■ **Material shown**

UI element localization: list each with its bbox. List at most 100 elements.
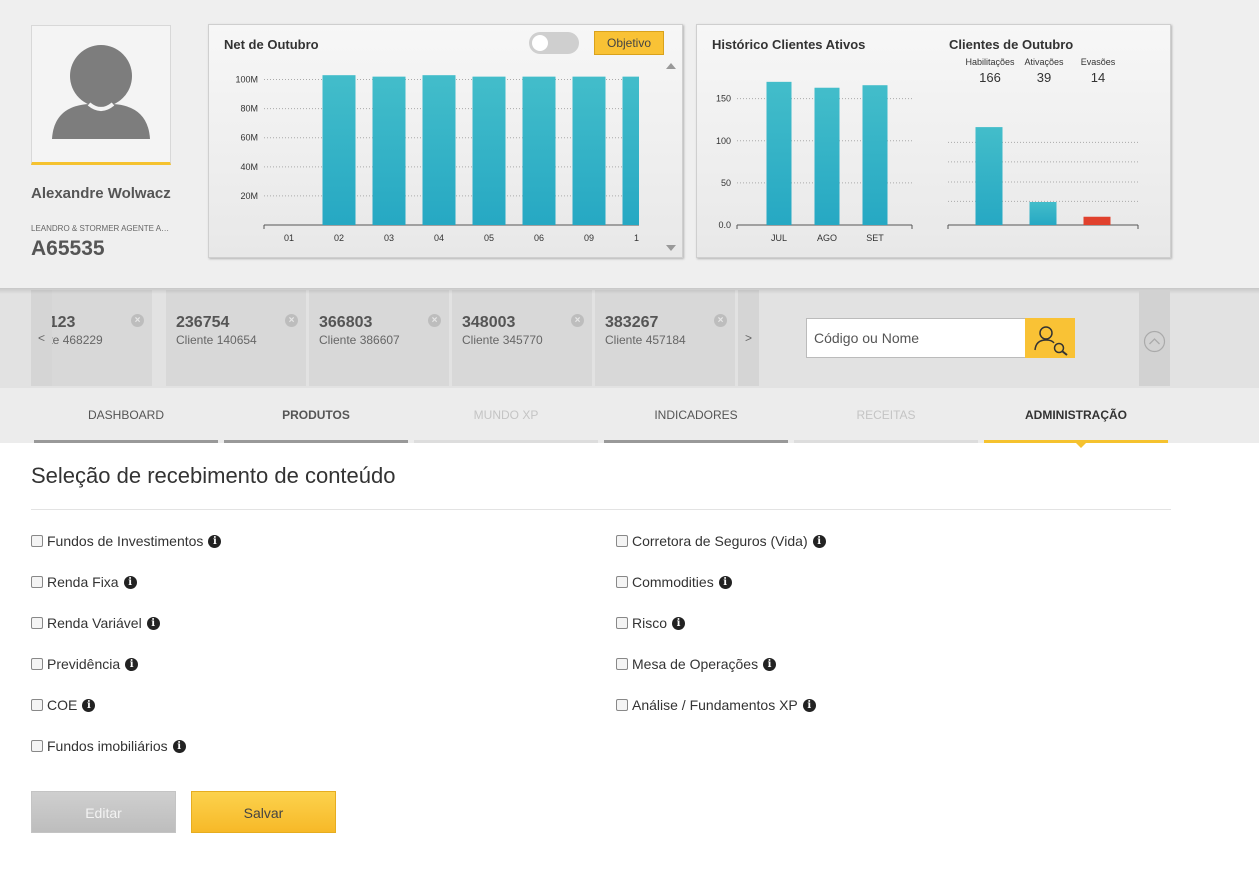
option-checkbox[interactable] <box>616 617 628 629</box>
bar <box>975 127 1003 225</box>
client-name: Cliente 345770 <box>462 333 543 347</box>
tab-produtos[interactable]: PRODUTOS <box>224 388 408 443</box>
client-card[interactable]: 378123 Cliente 468229 × <box>52 290 152 386</box>
stat-label: Habilitações <box>965 57 1015 67</box>
stat-label: Evasões <box>1080 57 1116 67</box>
x-tick-label: 06 <box>534 233 544 243</box>
info-icon[interactable]: i <box>208 534 222 548</box>
client-card[interactable]: 348003 Cliente 345770 × <box>452 290 592 386</box>
client-search-input[interactable] <box>806 318 1026 358</box>
scroll-down-icon[interactable] <box>666 245 676 251</box>
stat-ativacoes: Ativações 39 <box>1014 57 1074 85</box>
info-icon[interactable]: i <box>802 698 816 712</box>
content-option[interactable]: Corretora de Seguros (Vida) i <box>616 532 826 550</box>
close-icon[interactable]: × <box>714 314 727 327</box>
client-card[interactable]: 383267 Cliente 457184 × <box>595 290 735 386</box>
tab-indicadores[interactable]: INDICADORES <box>604 388 788 443</box>
clients-prev-button[interactable]: < <box>31 290 52 386</box>
close-icon[interactable]: × <box>428 314 441 327</box>
tab-administracao[interactable]: ADMINISTRAÇÃO <box>984 388 1168 443</box>
tab-mundo-xp[interactable]: MUNDO XP <box>414 388 598 443</box>
option-checkbox[interactable] <box>616 699 628 711</box>
edit-button[interactable]: Editar <box>31 791 176 833</box>
y-tick-label: 60M <box>240 133 258 143</box>
bar <box>1083 216 1111 225</box>
client-card[interactable]: 366803 Cliente 386607 × <box>309 290 449 386</box>
objective-button[interactable]: Objetivo <box>594 31 664 55</box>
bar <box>322 75 356 225</box>
option-checkbox[interactable] <box>31 699 43 711</box>
client-search-button[interactable] <box>1025 318 1075 358</box>
content-option[interactable]: Análise / Fundamentos XP i <box>616 696 816 714</box>
option-checkbox[interactable] <box>616 535 628 547</box>
option-checkbox[interactable] <box>616 658 628 670</box>
bar <box>622 76 639 226</box>
close-icon[interactable]: × <box>571 314 584 327</box>
option-label: Risco <box>632 615 668 631</box>
bar <box>472 76 506 226</box>
client-id: 383267 <box>605 314 659 331</box>
content-option[interactable]: Previdência i <box>31 655 139 673</box>
content-option[interactable]: Commodities i <box>616 573 732 591</box>
stat-value: 14 <box>1090 70 1106 85</box>
x-tick-label: 04 <box>434 233 444 243</box>
stat-label: Ativações <box>1024 57 1064 67</box>
option-label: Análise / Fundamentos XP <box>632 697 798 713</box>
content-option[interactable]: Renda Variável i <box>31 614 160 632</box>
close-icon[interactable]: × <box>131 314 144 327</box>
option-checkbox[interactable] <box>31 740 43 752</box>
bar <box>814 87 840 225</box>
option-checkbox[interactable] <box>31 658 43 670</box>
y-tick-label: 20M <box>240 191 258 201</box>
option-label: Commodities <box>632 574 714 590</box>
info-icon[interactable]: i <box>123 575 137 589</box>
strip-shadow <box>0 288 1259 294</box>
content-option[interactable]: Renda Fixa i <box>31 573 137 591</box>
info-icon[interactable]: i <box>172 739 186 753</box>
info-icon[interactable]: i <box>718 575 732 589</box>
option-checkbox[interactable] <box>31 617 43 629</box>
content-option[interactable]: Mesa de Operações i <box>616 655 777 673</box>
x-tick-label: 01 <box>284 233 294 243</box>
content-option[interactable]: COE i <box>31 696 96 714</box>
save-button[interactable]: Salvar <box>191 791 336 833</box>
user-name: Alexandre Wolwacz <box>31 185 171 202</box>
close-icon[interactable]: × <box>285 314 298 327</box>
content-option[interactable]: Fundos imobiliários i <box>31 737 186 755</box>
x-tick-label: 10 <box>634 233 639 243</box>
option-checkbox[interactable] <box>31 535 43 547</box>
info-icon[interactable]: i <box>763 657 777 671</box>
bar <box>766 81 792 225</box>
option-label: Fundos imobiliários <box>47 738 168 754</box>
client-name: Cliente 468229 <box>52 333 103 347</box>
option-checkbox[interactable] <box>616 576 628 588</box>
avatar <box>31 25 171 165</box>
info-icon[interactable]: i <box>82 698 96 712</box>
clients-next-button[interactable]: > <box>738 290 759 386</box>
client-card[interactable]: 236754 Cliente 140654 × <box>166 290 306 386</box>
net-toggle[interactable] <box>529 32 579 54</box>
content-option[interactable]: Risco i <box>616 614 686 632</box>
info-icon[interactable]: i <box>672 616 686 630</box>
content-option[interactable]: Fundos de Investimentos i <box>31 532 222 550</box>
chevron-up-icon <box>1143 330 1166 353</box>
tab-dashboard[interactable]: DASHBOARD <box>34 388 218 443</box>
bar <box>1029 202 1057 225</box>
option-label: Corretora de Seguros (Vida) <box>632 533 808 549</box>
info-icon[interactable]: i <box>146 616 160 630</box>
user-silhouette-icon <box>52 45 150 139</box>
scroll-up-icon[interactable] <box>666 63 676 69</box>
net-panel: Net de Outubro Objetivo 20M 40M 60M 80M 100M… <box>208 24 683 258</box>
info-icon[interactable]: i <box>125 657 139 671</box>
x-tick-label: SET <box>866 233 884 243</box>
x-tick-label: JUL <box>771 233 787 243</box>
tab-receitas[interactable]: RECEITAS <box>794 388 978 443</box>
info-icon[interactable]: i <box>812 534 826 548</box>
y-tick-label: 50 <box>721 178 731 188</box>
client-id: 378123 <box>52 314 76 331</box>
collapse-header-button[interactable] <box>1139 290 1170 386</box>
option-checkbox[interactable] <box>31 576 43 588</box>
user-code: A65535 <box>31 237 105 260</box>
x-tick-label: 03 <box>384 233 394 243</box>
history-panel-title: Histórico Clientes Ativos <box>712 37 866 52</box>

■ **Given request**
Give every line of the entries above as a numbered list, with blank lines left out and the pictures omitted.

■ **Completed task**
1. UI element localization: list each with its bbox. List at most 100 elements.
2. option-checkbox[interactable] <box>616 617 628 629</box>
3. bar <box>975 127 1003 225</box>
4. client-name: Cliente 345770 <box>462 333 543 347</box>
5. tab-produtos[interactable]: PRODUTOS <box>224 388 408 443</box>
6. client-card[interactable]: 378123 Cliente 468229 × <box>52 290 152 386</box>
7. stat-label: Habilitações <box>965 57 1015 67</box>
8. stat-label: Evasões <box>1080 57 1116 67</box>
9. x-tick-label: 06 <box>534 233 544 243</box>
10. info-icon[interactable]: i <box>208 534 222 548</box>
11. client-card[interactable]: 348003 Cliente 345770 × <box>452 290 592 386</box>
12. client-search-input[interactable] <box>806 318 1026 358</box>
13. scroll-down-icon[interactable] <box>666 245 676 251</box>
14. stat-ativacoes: Ativações 39 <box>1014 57 1074 85</box>
15. info-icon[interactable]: i <box>802 698 816 712</box>
16. content-option[interactable]: Corretora de Seguros (Vida) i <box>616 532 826 550</box>
17. close-icon[interactable]: × <box>714 314 727 327</box>
18. client-card[interactable]: 383267 Cliente 457184 × <box>595 290 735 386</box>
19. tab-indicadores[interactable]: INDICADORES <box>604 388 788 443</box>
20. clients-prev-button[interactable]: < <box>31 290 52 386</box>
21. close-icon[interactable]: × <box>428 314 441 327</box>
22. tab-administracao[interactable]: ADMINISTRAÇÃO <box>984 388 1168 443</box>
23. tab-mundo-xp[interactable]: MUNDO XP <box>414 388 598 443</box>
24. option-checkbox[interactable] <box>616 699 628 711</box>
25. edit-button[interactable]: Editar <box>31 791 176 833</box>
26. y-tick-label: 60M <box>240 133 258 143</box>
27. bar <box>1083 216 1111 225</box>
28. client-card[interactable]: 366803 Cliente 386607 × <box>309 290 449 386</box>
29. objective-button[interactable]: Objetivo <box>594 31 664 55</box>
30. bar <box>322 75 356 225</box>
31. option-checkbox[interactable] <box>31 699 43 711</box>
32. client-search-button[interactable] <box>1025 318 1075 358</box>
33. content-option[interactable]: Análise / Fundamentos XP i <box>616 696 816 714</box>
34. option-checkbox[interactable] <box>616 535 628 547</box>
35. option-checkbox[interactable] <box>616 658 628 670</box>
36. bar <box>622 76 639 226</box>
37. close-icon[interactable]: × <box>571 314 584 327</box>
38. option-label: Risco <box>632 615 668 631</box>
39. bar <box>472 76 506 226</box>
40. client-id: 383267 <box>605 314 659 331</box>
41. content-option[interactable]: Previdência i <box>31 655 139 673</box>
42. content-option[interactable]: Commodities i <box>616 573 732 591</box>
43. stat-value: 14 <box>1090 70 1106 85</box>
44. x-tick-label: 04 <box>434 233 444 243</box>
45. stat-label: Ativações <box>1024 57 1064 67</box>
46. option-label: Análise / Fundamentos XP <box>632 697 798 713</box>
47. content-option[interactable]: Renda Variável i <box>31 614 160 632</box>
48. close-icon[interactable]: × <box>131 314 144 327</box>
49. option-checkbox[interactable] <box>31 740 43 752</box>
50. bar <box>814 87 840 225</box>
51. option-checkbox[interactable] <box>31 658 43 670</box>
52. y-tick-label: 20M <box>240 191 258 201</box>
53. option-label: Commodities <box>632 574 714 590</box>
54. info-icon[interactable]: i <box>123 575 137 589</box>
55. strip-shadow <box>0 288 1259 294</box>
56. content-option[interactable]: Renda Fixa i <box>31 573 137 591</box>
57. info-icon[interactable]: i <box>172 739 186 753</box>
58. info-icon[interactable]: i <box>718 575 732 589</box>
59. option-checkbox[interactable] <box>31 617 43 629</box>
60. content-option[interactable]: Mesa de Operações i <box>616 655 777 673</box>
61. x-tick-label: 01 <box>284 233 294 243</box>
62. content-option[interactable]: COE i <box>31 696 96 714</box>
63. save-button[interactable]: Salvar <box>191 791 336 833</box>
64. user-name: Alexandre Wolwacz <box>31 185 171 202</box>
65. close-icon[interactable]: × <box>285 314 298 327</box>
66. content-option[interactable]: Fundos imobiliários i <box>31 737 186 755</box>
67. x-tick-label: 10 <box>634 233 639 243</box>
68. option-checkbox[interactable] <box>31 535 43 547</box>
69. info-icon[interactable]: i <box>763 657 777 671</box>
70. bar <box>766 81 792 225</box>
71. option-label: Fundos imobiliários <box>47 738 168 754</box>
72. client-name: Cliente 468229 <box>52 333 103 347</box>
73. option-checkbox[interactable] <box>616 576 628 588</box>
74. avatar <box>31 25 171 165</box>
75. info-icon[interactable]: i <box>82 698 96 712</box>
76. clients-next-button[interactable]: > <box>738 290 759 386</box>
77. client-card[interactable]: 236754 Cliente 140654 × <box>166 290 306 386</box>
78. net-toggle[interactable] <box>529 32 579 54</box>
79. content-option[interactable]: Risco i <box>616 614 686 632</box>
80. info-icon[interactable]: i <box>672 616 686 630</box>
81. content-option[interactable]: Fundos de Investimentos i <box>31 532 222 550</box>
82. chevron-up-icon <box>1143 330 1166 353</box>
83. tab-dashboard[interactable]: DASHBOARD <box>34 388 218 443</box>
84. bar <box>1029 202 1057 225</box>
85. option-label: Corretora de Seguros (Vida) <box>632 533 808 549</box>
86. info-icon[interactable]: i <box>146 616 160 630</box>
87. user-silhouette-icon <box>52 45 150 139</box>
88. scroll-up-icon[interactable] <box>666 63 676 69</box>
89. net-panel: Net de Outubro Objetivo 20M 40M 60M 80M 100M… <box>208 24 683 258</box>
90. info-icon[interactable]: i <box>125 657 139 671</box>
91. x-tick-label: SET <box>866 233 884 243</box>
92. x-tick-label: JUL <box>771 233 787 243</box>
93. tab-receitas[interactable]: RECEITAS <box>794 388 978 443</box>
94. info-icon[interactable]: i <box>812 534 826 548</box>
95. y-tick-label: 50 <box>721 178 731 188</box>
96. client-id: 378123 <box>52 314 76 331</box>
97. collapse-header-button[interactable] <box>1139 290 1170 386</box>
98. option-checkbox[interactable] <box>31 576 43 588</box>
99. user-code: A65535 <box>31 237 105 260</box>
100. x-tick-label: 03 <box>384 233 394 243</box>
101. history-panel-title: Histórico Clientes Ativos <box>712 37 866 52</box>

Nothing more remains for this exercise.